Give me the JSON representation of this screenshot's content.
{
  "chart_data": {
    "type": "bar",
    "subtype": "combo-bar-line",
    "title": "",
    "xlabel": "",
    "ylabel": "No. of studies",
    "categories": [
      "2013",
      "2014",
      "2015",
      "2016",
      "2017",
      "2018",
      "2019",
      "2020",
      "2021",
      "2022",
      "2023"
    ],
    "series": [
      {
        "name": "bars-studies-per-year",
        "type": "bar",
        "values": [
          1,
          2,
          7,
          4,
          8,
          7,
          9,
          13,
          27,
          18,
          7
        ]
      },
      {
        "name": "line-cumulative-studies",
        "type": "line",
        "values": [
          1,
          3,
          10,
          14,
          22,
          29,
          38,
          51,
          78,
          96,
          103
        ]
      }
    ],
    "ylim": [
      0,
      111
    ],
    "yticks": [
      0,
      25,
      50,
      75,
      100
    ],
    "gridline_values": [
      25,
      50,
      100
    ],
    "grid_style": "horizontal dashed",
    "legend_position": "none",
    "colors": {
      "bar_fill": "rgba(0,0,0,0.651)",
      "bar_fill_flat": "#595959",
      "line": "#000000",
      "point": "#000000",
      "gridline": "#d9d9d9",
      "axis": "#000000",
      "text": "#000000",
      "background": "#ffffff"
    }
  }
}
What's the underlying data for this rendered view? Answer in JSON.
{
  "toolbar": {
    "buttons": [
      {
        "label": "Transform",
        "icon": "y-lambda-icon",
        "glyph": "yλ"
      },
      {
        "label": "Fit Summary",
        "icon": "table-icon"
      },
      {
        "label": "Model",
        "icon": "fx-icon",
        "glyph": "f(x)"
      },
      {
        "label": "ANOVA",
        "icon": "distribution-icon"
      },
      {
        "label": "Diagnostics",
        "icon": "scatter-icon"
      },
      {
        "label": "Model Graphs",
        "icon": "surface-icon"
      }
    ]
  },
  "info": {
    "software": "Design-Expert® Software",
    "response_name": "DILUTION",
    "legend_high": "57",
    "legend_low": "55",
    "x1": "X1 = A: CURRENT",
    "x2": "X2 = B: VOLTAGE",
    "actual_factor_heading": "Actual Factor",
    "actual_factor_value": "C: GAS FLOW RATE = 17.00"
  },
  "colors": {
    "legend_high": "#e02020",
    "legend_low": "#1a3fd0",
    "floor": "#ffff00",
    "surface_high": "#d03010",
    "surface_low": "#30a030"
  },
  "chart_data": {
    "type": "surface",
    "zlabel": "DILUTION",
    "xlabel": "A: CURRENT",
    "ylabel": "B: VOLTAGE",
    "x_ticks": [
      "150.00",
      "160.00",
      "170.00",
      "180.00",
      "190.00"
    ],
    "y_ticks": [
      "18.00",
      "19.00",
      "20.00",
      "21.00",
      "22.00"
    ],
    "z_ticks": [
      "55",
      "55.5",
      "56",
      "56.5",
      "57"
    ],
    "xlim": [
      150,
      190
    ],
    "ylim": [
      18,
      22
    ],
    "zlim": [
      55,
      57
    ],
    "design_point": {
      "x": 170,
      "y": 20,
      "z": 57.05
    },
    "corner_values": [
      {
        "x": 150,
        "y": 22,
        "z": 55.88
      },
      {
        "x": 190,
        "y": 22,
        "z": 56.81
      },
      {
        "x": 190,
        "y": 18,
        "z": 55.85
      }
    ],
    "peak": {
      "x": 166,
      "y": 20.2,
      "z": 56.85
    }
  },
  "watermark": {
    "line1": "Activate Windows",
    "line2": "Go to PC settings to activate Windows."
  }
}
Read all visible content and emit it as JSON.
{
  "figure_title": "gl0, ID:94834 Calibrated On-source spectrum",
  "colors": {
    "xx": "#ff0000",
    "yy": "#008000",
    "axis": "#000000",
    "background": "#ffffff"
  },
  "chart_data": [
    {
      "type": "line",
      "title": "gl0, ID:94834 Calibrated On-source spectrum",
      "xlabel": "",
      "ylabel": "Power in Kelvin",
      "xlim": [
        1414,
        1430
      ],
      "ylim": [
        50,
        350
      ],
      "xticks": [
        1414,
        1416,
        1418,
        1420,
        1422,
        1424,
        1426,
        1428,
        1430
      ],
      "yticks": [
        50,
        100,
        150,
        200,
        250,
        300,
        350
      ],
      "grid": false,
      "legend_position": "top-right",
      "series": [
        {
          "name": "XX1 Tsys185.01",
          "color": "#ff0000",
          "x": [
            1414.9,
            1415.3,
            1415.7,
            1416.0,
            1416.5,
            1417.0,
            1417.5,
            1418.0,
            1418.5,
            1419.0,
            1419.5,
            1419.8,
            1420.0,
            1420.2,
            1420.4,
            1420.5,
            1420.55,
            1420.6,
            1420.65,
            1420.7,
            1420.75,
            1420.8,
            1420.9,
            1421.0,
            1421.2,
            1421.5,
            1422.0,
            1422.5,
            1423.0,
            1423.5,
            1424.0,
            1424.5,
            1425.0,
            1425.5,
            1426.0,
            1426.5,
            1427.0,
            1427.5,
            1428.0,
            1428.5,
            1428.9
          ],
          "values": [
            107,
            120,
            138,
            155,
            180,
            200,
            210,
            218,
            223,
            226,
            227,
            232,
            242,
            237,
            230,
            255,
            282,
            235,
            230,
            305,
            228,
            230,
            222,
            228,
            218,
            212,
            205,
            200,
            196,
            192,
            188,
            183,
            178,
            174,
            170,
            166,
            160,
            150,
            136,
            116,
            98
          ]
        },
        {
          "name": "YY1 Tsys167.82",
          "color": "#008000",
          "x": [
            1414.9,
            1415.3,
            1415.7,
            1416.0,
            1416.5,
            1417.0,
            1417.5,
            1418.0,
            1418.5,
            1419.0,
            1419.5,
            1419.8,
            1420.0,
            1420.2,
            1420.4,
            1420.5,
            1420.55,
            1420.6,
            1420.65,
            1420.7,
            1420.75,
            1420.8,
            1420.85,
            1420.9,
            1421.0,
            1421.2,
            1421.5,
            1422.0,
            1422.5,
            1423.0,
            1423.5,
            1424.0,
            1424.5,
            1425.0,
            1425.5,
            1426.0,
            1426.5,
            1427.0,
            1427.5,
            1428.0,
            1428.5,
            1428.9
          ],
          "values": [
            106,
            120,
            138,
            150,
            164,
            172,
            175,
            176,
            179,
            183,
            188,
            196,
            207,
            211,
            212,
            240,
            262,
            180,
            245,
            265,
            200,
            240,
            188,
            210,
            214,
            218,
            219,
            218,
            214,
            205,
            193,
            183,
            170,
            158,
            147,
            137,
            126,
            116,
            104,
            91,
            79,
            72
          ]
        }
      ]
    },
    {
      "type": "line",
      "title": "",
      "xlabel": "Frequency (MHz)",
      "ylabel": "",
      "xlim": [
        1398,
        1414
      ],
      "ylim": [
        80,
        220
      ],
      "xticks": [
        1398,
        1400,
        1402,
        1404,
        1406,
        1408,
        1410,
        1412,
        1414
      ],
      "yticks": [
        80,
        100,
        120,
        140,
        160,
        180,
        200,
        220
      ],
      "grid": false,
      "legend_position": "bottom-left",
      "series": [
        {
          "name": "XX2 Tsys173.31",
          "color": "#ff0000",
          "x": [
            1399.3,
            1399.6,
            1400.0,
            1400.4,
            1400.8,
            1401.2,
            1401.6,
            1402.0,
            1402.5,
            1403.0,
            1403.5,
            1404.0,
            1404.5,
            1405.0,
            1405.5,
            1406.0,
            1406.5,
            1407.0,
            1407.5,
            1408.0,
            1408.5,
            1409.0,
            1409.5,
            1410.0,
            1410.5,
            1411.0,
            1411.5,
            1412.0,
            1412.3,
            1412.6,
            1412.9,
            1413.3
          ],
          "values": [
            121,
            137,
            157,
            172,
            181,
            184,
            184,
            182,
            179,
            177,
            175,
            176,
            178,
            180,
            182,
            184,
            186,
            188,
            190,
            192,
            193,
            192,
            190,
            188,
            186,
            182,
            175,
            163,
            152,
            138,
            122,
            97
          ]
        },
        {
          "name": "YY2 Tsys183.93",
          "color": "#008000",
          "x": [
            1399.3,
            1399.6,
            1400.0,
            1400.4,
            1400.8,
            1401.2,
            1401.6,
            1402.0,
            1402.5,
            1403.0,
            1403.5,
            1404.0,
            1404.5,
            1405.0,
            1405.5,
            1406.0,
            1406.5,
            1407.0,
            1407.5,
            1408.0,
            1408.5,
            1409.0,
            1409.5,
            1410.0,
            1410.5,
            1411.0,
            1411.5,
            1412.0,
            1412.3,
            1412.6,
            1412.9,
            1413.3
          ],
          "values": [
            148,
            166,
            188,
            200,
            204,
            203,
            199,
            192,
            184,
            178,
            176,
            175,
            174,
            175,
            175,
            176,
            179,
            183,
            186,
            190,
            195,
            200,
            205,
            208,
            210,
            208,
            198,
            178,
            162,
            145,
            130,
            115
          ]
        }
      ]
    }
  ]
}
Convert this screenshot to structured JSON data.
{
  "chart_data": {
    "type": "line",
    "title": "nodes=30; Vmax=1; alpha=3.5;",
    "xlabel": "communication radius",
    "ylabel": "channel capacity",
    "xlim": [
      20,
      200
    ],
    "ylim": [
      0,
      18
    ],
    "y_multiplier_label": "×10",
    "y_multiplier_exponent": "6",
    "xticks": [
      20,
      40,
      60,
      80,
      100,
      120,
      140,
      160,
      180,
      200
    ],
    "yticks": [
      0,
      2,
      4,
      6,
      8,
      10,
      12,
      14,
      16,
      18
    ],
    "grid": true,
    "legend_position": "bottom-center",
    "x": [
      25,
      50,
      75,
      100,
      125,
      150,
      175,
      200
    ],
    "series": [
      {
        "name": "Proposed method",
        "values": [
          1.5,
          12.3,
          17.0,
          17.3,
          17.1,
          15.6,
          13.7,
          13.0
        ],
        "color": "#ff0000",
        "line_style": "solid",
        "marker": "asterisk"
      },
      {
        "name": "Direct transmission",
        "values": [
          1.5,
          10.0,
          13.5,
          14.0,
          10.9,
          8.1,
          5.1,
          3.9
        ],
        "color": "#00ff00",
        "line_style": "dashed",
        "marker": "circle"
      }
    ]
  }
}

**WHAT IS BEING ASKED**
Every line from the line containing "Convert this screenshot" to the last line of the material above must be repeated exactly, and no other line.

**WORKED SOLUTION**
Convert this screenshot to structured JSON data.
{
  "chart_data": {
    "type": "line",
    "title": "nodes=30; Vmax=1; alpha=3.5;",
    "xlabel": "communication radius",
    "ylabel": "channel capacity",
    "xlim": [
      20,
      200
    ],
    "ylim": [
      0,
      18
    ],
    "y_multiplier_label": "×10",
    "y_multiplier_exponent": "6",
    "xticks": [
      20,
      40,
      60,
      80,
      100,
      120,
      140,
      160,
      180,
      200
    ],
    "yticks": [
      0,
      2,
      4,
      6,
      8,
      10,
      12,
      14,
      16,
      18
    ],
    "grid": true,
    "legend_position": "bottom-center",
    "x": [
      25,
      50,
      75,
      100,
      125,
      150,
      175,
      200
    ],
    "series": [
      {
        "name": "Proposed method",
        "values": [
          1.5,
          12.3,
          17.0,
          17.3,
          17.1,
          15.6,
          13.7,
          13.0
        ],
        "color": "#ff0000",
        "line_style": "solid",
        "marker": "asterisk"
      },
      {
        "name": "Direct transmission",
        "values": [
          1.5,
          10.0,
          13.5,
          14.0,
          10.9,
          8.1,
          5.1,
          3.9
        ],
        "color": "#00ff00",
        "line_style": "dashed",
        "marker": "circle"
      }
    ]
  }
}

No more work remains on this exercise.